◆ **EXERCISE OBJECTIVE**
Using the entries below, copy out all lines where "wurde" is found.

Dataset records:
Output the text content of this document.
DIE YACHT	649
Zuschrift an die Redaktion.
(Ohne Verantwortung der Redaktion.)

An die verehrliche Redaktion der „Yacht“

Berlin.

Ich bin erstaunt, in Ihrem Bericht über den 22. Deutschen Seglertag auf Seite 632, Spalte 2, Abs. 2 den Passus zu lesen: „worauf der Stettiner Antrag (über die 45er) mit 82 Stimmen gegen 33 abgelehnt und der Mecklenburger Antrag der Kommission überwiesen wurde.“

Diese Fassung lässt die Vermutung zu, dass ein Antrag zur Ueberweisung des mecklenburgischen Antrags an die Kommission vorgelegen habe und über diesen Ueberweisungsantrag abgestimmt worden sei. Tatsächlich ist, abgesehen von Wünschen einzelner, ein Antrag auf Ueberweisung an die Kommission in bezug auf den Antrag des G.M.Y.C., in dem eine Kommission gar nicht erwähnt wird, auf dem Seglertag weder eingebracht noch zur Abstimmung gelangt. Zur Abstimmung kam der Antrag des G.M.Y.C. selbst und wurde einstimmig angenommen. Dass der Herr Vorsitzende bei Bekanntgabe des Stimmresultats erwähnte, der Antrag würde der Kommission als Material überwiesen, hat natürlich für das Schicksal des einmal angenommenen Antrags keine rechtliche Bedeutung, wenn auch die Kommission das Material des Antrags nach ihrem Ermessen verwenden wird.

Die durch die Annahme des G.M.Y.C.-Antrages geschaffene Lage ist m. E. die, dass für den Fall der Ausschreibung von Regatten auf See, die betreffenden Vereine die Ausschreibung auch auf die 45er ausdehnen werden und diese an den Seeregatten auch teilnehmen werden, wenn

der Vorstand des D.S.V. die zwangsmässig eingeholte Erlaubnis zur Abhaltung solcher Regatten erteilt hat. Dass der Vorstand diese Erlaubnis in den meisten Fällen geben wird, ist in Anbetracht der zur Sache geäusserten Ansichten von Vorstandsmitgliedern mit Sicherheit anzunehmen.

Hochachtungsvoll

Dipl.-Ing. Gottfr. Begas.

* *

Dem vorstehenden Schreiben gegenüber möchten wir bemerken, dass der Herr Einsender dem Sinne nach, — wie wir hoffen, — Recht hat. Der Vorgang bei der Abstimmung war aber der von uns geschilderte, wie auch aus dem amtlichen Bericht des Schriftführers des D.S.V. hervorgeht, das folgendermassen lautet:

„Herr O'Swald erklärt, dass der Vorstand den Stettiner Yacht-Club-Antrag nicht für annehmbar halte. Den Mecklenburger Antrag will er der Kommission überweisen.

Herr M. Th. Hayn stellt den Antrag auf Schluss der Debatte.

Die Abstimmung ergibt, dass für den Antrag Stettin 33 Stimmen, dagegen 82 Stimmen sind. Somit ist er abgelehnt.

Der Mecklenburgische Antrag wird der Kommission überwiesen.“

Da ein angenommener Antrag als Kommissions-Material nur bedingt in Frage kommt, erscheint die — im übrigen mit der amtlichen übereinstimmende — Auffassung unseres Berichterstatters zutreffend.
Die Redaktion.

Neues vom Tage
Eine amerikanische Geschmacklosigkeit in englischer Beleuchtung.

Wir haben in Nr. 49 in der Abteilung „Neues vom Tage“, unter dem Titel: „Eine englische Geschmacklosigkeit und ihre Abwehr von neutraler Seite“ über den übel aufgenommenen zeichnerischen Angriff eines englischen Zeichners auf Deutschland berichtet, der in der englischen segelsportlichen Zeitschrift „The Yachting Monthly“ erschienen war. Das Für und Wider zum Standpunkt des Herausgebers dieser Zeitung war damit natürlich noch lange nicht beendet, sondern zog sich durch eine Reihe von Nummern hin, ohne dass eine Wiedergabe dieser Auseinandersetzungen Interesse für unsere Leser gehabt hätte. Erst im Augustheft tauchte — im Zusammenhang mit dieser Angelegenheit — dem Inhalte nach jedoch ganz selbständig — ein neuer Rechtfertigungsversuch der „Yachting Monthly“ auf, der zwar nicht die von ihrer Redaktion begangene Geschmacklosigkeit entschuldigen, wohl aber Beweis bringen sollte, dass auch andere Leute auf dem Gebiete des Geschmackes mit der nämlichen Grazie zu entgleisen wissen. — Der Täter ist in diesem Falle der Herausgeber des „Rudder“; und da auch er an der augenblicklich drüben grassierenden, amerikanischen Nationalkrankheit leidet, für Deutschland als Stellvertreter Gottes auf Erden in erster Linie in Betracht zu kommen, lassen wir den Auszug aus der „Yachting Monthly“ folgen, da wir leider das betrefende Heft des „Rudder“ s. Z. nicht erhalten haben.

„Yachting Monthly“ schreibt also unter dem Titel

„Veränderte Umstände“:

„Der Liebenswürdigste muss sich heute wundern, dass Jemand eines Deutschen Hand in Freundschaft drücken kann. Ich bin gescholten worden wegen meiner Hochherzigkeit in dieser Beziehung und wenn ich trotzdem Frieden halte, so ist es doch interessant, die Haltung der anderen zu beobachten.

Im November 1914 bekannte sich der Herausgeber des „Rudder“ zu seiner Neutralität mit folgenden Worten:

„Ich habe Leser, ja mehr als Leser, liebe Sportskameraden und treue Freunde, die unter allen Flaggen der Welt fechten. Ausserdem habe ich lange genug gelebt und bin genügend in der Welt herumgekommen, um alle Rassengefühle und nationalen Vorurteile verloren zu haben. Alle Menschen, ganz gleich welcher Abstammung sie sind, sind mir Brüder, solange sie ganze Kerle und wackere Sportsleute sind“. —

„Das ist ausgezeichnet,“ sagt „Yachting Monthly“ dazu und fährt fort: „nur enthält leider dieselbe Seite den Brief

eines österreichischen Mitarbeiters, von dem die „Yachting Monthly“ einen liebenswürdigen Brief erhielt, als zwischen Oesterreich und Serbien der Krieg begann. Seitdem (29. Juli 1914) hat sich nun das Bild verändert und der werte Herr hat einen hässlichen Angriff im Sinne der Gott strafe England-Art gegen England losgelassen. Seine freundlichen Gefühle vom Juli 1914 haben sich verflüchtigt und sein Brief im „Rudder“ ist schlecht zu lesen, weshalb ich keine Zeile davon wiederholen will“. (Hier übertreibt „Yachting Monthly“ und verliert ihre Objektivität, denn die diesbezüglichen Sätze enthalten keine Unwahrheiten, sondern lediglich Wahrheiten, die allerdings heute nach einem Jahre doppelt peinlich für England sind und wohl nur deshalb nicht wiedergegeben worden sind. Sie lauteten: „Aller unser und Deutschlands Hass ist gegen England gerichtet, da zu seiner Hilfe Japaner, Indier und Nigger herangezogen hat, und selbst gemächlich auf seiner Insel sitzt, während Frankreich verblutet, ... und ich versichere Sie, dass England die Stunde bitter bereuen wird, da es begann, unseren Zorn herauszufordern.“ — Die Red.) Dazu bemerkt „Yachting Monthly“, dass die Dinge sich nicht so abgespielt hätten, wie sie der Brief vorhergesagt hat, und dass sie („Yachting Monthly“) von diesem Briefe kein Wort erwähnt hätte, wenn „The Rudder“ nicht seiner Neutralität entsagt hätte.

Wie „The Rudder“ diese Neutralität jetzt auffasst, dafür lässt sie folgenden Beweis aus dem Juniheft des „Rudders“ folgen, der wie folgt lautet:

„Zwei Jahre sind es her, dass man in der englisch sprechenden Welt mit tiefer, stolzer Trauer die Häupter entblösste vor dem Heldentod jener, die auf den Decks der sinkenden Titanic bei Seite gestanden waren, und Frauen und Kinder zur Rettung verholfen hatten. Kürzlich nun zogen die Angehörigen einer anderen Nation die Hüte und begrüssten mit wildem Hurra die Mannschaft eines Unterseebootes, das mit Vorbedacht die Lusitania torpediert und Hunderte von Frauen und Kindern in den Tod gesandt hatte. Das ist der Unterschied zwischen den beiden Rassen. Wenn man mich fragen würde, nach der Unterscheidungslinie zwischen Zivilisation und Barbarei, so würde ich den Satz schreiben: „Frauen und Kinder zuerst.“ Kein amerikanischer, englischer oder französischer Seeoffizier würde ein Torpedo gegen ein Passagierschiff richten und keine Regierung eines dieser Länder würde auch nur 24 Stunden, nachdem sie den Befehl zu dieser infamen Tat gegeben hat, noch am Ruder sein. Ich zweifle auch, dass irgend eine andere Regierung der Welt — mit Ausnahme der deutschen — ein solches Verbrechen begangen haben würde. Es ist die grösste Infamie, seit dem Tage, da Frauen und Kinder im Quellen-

◆ **SOLVED PROBLEM**
Ich bin erstaunt, in Ihrem Bericht über den 22. Deutschen Seglertag auf Seite 632, Spalte 2, Abs. 2 den Passus zu lesen: „worauf der Stettiner Antrag (über die 45er) mit 82 Stimmen gegen 33 abgelehnt und der Mecklenburger Antrag der Kommission überwiesen wurde.“
Diese Fassung lässt die Vermutung zu, dass ein Antrag zur Ueberweisung des mecklenburgischen Antrags an die Kommission vorgelegen habe und über diesen Ueberweisungsantrag abgestimmt worden sei. Tatsächlich ist, abgesehen von Wünschen einzelner, ein Antrag auf Ueberweisung an die Kommission in bezug auf den Antrag des G.M.Y.C., in dem eine Kommission gar nicht erwähnt wird, auf dem Seglertag weder eingebracht noch zur Abstimmung gelangt. Zur Abstimmung kam der Antrag des G.M.Y.C. selbst und wurde einstimmig angenommen. Dass der Herr Vorsitzende bei Bekanntgabe des Stimmresultats erwähnte, der Antrag würde der Kommission als Material überwiesen, hat natürlich für das Schicksal des einmal angenommenen Antrags keine rechtliche Bedeutung, wenn auch die Kommission das Material des Antrags nach ihrem Ermessen verwenden wird.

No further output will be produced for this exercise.